## WHAT IS BEING ASKED
Each line that contains the string "screenshot" counts once; report how many such lines appear in the data, as a number only.

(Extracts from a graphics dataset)
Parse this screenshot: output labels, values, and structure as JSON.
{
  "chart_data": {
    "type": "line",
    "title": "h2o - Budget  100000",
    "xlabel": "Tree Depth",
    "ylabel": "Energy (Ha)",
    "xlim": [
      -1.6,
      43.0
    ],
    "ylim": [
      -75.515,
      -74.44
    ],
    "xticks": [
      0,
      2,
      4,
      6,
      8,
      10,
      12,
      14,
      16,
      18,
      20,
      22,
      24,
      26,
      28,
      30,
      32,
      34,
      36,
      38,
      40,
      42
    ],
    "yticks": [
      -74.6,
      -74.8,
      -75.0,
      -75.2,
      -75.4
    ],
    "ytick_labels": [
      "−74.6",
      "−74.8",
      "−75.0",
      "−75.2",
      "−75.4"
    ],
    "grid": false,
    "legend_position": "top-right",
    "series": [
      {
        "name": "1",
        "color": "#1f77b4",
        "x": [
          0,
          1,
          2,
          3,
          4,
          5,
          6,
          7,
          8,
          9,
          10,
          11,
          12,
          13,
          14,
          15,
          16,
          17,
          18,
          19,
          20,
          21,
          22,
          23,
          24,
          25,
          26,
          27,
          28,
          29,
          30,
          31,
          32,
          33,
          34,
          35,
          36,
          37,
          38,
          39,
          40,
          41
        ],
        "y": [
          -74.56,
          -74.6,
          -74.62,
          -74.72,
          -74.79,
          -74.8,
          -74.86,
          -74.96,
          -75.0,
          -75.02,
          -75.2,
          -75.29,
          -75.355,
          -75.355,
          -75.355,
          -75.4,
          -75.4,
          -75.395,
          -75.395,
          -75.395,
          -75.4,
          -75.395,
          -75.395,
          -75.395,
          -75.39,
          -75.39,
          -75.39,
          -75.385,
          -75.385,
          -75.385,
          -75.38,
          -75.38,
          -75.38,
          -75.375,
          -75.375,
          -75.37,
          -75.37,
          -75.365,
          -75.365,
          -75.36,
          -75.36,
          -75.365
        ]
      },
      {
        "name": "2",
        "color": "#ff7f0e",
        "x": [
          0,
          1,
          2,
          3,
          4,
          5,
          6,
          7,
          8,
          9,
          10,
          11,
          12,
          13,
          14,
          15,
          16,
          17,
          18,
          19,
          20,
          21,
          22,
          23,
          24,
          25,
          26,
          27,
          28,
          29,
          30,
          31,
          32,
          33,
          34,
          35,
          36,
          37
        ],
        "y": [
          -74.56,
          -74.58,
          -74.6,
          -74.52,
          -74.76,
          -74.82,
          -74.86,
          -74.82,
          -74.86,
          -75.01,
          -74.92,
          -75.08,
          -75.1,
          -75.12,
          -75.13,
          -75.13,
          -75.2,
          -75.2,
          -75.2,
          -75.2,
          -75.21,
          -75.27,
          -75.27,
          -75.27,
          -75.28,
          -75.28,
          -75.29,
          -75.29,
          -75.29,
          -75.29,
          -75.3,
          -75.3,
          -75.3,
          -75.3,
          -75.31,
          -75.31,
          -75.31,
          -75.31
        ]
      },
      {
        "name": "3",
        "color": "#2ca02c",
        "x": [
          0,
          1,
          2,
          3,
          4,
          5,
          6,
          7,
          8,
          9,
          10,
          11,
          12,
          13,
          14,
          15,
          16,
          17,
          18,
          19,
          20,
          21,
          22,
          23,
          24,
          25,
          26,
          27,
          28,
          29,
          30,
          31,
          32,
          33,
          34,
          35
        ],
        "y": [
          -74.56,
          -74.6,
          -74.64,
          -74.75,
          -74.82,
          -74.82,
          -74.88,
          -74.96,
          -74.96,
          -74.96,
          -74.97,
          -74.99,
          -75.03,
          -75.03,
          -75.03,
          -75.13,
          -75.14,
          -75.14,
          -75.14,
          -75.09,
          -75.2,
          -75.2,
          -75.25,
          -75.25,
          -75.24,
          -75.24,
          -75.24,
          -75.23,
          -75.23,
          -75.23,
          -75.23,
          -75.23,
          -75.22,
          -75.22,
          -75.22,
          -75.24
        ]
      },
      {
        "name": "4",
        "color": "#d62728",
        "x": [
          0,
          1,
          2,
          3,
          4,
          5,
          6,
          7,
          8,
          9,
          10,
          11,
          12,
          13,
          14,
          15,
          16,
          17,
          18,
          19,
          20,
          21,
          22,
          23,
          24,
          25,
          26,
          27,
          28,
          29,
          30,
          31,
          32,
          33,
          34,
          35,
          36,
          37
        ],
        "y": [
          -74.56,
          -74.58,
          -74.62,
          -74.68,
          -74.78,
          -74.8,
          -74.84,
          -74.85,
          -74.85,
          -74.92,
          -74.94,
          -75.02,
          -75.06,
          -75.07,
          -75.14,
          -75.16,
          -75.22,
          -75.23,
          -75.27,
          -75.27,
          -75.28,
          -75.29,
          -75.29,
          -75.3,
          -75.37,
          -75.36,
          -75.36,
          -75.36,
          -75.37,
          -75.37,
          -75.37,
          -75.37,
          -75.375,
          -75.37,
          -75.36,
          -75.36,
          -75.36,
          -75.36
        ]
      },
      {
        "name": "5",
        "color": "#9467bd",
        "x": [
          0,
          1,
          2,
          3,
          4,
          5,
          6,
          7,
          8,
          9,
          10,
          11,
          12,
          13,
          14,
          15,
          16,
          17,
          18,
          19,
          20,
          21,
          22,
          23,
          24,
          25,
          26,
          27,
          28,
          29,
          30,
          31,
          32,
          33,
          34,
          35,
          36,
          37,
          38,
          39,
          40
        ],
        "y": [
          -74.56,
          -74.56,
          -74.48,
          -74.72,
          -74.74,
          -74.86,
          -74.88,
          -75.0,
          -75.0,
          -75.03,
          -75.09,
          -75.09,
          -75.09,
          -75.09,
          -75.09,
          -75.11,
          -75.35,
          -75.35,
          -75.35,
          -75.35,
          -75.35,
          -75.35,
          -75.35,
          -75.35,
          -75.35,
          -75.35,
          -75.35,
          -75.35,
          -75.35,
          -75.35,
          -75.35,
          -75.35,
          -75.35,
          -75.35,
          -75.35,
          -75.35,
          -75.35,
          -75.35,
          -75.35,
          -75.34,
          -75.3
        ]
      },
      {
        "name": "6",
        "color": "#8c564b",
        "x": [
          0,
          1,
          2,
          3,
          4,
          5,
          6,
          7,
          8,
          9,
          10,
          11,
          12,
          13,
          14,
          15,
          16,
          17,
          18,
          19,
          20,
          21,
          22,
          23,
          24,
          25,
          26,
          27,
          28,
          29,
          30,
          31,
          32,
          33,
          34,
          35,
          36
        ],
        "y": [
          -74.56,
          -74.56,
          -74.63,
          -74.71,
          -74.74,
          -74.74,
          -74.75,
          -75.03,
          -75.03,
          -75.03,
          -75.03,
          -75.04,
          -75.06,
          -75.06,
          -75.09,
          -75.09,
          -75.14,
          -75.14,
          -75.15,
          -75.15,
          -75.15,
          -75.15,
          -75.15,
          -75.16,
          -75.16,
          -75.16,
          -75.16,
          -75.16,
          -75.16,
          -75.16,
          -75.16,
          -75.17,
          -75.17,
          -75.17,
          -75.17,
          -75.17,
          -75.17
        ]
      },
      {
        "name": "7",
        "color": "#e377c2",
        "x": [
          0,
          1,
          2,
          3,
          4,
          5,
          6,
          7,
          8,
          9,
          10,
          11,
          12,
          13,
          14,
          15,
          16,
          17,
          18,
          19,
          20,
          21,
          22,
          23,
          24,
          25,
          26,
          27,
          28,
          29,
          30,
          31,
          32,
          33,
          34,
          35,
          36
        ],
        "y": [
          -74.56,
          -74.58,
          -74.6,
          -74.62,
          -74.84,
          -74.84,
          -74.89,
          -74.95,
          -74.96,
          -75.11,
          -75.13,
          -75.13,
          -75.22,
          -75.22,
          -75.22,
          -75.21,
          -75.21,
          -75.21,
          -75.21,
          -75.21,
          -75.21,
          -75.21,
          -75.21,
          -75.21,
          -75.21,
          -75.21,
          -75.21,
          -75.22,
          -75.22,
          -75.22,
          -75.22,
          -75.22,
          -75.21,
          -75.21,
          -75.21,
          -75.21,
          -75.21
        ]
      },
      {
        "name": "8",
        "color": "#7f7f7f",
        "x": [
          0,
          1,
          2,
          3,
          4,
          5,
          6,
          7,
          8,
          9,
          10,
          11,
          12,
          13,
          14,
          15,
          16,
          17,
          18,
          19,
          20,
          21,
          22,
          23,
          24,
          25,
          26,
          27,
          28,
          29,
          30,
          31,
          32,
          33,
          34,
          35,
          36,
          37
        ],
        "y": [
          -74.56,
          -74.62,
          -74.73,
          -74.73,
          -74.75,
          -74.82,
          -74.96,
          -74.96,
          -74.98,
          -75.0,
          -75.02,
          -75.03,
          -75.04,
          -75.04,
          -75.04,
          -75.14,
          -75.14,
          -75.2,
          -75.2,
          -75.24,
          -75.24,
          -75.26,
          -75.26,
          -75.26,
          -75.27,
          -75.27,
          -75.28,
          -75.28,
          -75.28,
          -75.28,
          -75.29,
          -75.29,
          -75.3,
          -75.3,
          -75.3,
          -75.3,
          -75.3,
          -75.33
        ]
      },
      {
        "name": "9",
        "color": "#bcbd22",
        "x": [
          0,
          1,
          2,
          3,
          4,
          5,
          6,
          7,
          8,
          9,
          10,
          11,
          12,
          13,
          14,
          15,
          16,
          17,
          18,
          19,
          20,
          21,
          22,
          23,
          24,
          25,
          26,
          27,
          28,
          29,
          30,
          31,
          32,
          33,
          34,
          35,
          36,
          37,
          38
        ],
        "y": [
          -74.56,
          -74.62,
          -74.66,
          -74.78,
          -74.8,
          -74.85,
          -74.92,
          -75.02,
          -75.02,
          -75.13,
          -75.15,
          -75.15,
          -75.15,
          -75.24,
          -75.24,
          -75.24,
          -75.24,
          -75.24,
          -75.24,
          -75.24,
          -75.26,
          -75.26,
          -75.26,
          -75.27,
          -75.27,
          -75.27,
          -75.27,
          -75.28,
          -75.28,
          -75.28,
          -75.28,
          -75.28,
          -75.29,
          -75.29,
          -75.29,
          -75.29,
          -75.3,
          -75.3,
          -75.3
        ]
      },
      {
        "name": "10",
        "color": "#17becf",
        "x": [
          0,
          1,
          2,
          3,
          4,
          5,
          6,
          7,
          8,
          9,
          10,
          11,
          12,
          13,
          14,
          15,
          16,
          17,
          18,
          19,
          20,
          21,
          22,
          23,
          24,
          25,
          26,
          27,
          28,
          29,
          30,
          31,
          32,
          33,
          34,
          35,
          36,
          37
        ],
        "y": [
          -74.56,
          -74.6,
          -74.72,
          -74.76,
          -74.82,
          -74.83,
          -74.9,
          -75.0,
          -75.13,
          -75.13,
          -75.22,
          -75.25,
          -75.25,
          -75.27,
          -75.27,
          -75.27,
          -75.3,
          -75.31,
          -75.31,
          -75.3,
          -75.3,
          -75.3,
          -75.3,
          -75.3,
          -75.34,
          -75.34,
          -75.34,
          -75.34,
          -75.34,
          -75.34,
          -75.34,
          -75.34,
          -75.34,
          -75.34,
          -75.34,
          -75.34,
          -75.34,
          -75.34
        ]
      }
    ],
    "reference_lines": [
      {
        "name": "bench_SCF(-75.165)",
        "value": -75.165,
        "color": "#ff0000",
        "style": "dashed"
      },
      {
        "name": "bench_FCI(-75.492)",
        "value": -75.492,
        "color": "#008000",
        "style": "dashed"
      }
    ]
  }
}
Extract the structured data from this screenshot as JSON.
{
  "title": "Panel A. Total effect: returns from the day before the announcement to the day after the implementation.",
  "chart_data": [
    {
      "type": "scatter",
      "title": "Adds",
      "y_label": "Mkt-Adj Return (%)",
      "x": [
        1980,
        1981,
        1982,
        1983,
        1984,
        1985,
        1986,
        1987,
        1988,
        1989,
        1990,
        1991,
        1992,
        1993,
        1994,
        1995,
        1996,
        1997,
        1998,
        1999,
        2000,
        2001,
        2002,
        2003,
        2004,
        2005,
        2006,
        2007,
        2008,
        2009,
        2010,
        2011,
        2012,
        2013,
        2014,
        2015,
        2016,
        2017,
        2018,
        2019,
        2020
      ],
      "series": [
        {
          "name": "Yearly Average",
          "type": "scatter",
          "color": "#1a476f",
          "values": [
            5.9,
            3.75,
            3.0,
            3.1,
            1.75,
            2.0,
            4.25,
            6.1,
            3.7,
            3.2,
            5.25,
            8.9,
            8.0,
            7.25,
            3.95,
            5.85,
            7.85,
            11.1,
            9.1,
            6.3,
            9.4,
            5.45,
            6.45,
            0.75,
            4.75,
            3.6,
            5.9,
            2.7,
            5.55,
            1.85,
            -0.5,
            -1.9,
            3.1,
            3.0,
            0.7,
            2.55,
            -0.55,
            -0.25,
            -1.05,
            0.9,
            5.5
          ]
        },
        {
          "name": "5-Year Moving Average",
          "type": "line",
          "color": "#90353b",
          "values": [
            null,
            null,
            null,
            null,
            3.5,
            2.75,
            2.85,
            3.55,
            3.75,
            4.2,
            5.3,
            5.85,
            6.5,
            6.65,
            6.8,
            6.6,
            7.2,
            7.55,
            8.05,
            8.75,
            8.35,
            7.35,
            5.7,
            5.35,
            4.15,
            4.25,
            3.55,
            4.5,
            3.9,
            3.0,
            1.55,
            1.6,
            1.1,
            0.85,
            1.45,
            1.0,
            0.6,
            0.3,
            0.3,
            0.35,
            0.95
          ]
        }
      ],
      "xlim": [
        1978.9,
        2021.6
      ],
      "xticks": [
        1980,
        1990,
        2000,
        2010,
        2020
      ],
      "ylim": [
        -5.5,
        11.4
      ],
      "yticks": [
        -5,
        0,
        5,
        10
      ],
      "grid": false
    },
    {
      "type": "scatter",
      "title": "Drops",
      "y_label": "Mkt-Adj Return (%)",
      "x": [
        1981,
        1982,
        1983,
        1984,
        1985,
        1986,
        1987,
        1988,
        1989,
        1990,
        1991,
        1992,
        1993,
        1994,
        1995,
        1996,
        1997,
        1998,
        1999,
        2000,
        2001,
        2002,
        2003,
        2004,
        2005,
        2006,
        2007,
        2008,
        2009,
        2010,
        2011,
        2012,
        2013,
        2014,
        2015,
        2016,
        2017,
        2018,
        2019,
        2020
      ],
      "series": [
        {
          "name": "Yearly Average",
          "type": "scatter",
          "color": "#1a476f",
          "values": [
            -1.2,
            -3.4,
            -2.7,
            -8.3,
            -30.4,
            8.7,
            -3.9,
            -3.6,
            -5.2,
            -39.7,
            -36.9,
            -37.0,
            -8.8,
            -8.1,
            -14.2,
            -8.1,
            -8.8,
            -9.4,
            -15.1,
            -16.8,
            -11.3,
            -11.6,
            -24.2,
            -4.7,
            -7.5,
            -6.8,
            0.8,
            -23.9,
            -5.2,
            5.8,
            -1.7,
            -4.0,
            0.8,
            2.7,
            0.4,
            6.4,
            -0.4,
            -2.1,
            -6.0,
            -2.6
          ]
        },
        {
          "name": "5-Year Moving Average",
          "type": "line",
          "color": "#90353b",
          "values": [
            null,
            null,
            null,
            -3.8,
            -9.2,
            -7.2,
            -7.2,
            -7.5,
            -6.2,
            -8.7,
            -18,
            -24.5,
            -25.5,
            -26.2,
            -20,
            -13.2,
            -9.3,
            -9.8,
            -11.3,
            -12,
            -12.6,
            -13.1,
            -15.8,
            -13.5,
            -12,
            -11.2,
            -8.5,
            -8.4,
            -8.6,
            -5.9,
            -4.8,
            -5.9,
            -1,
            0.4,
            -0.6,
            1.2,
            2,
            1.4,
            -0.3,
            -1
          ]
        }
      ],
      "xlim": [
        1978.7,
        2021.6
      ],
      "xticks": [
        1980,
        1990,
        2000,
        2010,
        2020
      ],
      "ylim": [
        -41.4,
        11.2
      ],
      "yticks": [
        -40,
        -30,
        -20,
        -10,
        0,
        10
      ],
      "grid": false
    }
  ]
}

## SOLUTION BELOW
2